*Source text*
>> start

We have coding in schools backwards

About 3 min reading time

To hell with the job market: Kids should code because it helps them think.

The premise was simple. In 2013, If you can code, you'll be able to do things no one else can - be a wizard, or a rockstar. Different strokes for different folks - the point is Zuck can't hire enough engineers, so he really needs you to get started quickly.

I have to admit, I was into it. I learned to code as a kid. I started with webpages. With the help of mentorship, I was writing software by the time I started high school. Coding shaped how I thought about everything. I made a database driven website for vocabulary words in English. I made visual history timelines. I modeled physics homework in PHP (side-note: not the best tool for the job).

The idea that coding was coming to the masses and changing education was (and is!) tantalizing.

In the years since, my perspective has changed. The video has it wrong. We should indeed teach kids to code - but it's not about jobs - It's about thought.

>> end

Dataset items
>> start

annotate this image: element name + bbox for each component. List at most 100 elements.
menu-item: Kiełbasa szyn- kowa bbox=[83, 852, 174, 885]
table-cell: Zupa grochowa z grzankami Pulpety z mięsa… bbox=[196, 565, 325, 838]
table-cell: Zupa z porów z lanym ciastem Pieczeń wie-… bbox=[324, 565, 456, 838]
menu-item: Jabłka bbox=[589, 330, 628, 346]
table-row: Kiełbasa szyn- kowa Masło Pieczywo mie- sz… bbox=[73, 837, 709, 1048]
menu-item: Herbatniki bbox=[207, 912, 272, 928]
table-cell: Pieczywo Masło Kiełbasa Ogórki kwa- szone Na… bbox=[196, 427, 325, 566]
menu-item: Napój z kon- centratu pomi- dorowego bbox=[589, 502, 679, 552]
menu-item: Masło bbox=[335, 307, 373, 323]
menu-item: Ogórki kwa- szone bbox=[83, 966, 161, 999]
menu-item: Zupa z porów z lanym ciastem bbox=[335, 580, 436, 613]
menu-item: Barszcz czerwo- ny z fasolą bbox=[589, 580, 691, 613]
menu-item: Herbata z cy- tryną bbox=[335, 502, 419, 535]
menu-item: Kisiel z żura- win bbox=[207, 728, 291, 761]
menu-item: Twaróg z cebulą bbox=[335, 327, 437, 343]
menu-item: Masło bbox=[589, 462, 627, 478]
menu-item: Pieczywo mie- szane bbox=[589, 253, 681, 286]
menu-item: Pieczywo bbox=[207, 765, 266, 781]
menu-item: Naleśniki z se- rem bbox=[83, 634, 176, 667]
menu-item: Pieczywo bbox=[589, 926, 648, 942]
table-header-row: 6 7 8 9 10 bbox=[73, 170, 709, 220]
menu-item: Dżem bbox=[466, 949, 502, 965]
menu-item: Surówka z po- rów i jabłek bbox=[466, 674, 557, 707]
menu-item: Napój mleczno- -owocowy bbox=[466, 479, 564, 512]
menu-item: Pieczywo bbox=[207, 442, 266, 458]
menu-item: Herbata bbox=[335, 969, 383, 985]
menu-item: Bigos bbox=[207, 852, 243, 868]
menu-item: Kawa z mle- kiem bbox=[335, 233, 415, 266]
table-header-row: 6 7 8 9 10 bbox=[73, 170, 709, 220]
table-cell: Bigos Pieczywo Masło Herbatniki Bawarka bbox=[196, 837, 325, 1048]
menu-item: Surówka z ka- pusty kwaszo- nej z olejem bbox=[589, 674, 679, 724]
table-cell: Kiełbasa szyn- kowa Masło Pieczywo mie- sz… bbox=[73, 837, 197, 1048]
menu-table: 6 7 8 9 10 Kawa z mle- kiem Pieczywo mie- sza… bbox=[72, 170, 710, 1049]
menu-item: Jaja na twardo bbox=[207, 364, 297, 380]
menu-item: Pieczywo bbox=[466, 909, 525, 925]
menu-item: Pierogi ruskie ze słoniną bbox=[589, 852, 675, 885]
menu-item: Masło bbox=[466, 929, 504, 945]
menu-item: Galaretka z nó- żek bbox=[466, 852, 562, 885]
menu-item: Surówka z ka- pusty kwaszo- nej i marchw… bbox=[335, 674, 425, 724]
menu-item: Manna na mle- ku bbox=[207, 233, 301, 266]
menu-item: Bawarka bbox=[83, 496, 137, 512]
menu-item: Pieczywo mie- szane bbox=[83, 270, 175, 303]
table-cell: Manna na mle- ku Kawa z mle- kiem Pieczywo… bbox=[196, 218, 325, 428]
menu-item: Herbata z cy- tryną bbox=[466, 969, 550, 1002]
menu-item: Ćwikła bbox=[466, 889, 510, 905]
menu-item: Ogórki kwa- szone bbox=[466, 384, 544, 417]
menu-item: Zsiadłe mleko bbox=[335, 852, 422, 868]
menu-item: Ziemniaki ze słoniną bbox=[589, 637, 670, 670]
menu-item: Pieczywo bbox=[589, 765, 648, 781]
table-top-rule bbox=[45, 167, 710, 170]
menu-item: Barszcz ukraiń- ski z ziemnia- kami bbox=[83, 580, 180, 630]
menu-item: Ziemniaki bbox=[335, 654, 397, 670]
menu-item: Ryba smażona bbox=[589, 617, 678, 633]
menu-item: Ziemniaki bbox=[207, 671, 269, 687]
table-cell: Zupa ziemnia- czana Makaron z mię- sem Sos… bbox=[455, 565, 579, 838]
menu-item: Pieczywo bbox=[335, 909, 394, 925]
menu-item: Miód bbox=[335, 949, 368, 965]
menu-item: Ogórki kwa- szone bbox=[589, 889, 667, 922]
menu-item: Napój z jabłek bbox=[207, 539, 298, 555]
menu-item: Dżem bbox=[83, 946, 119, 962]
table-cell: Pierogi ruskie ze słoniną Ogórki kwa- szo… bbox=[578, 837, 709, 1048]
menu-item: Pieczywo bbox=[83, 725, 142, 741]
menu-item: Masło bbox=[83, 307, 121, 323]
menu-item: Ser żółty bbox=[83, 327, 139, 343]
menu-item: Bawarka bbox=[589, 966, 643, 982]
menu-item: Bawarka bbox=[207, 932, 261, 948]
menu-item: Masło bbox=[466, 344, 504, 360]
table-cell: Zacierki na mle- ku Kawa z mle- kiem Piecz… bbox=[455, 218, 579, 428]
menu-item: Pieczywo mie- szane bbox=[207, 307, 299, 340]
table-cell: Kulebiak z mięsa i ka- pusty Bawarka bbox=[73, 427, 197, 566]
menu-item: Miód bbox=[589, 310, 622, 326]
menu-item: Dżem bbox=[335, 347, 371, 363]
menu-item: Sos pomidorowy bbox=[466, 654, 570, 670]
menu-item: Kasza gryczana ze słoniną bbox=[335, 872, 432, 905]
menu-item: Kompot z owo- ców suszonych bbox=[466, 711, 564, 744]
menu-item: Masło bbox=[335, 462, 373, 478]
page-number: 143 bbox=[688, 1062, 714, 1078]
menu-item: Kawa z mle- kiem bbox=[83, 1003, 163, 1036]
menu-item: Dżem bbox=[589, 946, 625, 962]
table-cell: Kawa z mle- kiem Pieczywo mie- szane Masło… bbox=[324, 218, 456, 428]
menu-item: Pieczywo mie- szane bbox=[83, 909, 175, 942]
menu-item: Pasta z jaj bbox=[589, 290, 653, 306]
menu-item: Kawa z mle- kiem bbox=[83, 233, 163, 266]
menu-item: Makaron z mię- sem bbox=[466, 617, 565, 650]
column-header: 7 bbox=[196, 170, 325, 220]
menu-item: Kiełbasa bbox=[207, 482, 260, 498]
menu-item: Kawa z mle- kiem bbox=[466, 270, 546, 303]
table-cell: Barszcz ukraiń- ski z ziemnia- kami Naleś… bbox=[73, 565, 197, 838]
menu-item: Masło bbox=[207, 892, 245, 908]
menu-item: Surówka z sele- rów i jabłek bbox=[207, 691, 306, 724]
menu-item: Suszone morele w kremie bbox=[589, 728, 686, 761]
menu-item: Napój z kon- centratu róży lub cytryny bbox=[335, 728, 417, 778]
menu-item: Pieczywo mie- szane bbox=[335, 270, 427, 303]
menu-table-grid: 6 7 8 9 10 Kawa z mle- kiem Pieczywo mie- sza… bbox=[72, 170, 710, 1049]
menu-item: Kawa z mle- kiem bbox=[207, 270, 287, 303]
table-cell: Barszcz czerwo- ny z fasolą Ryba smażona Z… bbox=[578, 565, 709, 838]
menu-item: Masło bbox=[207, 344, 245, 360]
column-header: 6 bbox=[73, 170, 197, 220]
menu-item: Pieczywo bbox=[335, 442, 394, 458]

>> end

*Direction 1*
In the essay on coding in schools, what language did the writer use to model physics homework?
*Direction 2*
Reproduce the passage of the essay on coding in schools that begins at the words "The idea that" and stops after "jobs - It's about thought.", swapping "tantalizing" for "exciting".
Nothing in the records is needed here.

*Solution 1*
PHP

*Solution 2*
The idea that coding was coming to the masses and changing education was (and is!) exciting.

In the years since, my perspective has changed. The video has it wrong. We should indeed teach kids to code - but it's not about jobs - It's about thought.